# PROBLEM TO WORK ON
Gather every line below where "this" appears.
#### PROVIDED RECORDS
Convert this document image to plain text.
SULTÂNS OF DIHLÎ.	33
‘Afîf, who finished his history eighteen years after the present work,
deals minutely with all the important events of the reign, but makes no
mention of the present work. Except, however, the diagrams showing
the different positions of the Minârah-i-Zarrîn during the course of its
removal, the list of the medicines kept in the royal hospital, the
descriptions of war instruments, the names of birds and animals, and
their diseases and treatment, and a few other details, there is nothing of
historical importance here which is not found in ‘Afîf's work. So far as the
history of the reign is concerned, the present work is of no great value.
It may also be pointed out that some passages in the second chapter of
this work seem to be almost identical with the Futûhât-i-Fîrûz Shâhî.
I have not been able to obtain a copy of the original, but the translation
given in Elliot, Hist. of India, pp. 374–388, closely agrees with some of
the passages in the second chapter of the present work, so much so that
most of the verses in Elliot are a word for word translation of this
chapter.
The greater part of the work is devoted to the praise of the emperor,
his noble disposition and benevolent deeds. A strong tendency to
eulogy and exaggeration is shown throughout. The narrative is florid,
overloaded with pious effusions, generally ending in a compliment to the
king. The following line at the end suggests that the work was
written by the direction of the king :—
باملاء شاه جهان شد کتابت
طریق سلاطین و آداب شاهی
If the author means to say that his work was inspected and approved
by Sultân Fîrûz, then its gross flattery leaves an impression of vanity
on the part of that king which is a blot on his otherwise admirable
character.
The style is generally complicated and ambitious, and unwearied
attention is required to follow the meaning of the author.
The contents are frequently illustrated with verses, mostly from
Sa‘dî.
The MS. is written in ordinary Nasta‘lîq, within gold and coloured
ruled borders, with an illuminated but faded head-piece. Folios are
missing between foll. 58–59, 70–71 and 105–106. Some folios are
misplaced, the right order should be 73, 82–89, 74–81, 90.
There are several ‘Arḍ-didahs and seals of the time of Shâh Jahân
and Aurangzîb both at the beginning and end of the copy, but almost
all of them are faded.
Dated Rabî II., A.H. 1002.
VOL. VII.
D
########
# EXERCISE OUTPUT
Convert this document image to plain text.
this work seem to be almost identical with the Futûhât-i-Fîrûz Shâhî.
most of the verses in Elliot are a word for word translation of this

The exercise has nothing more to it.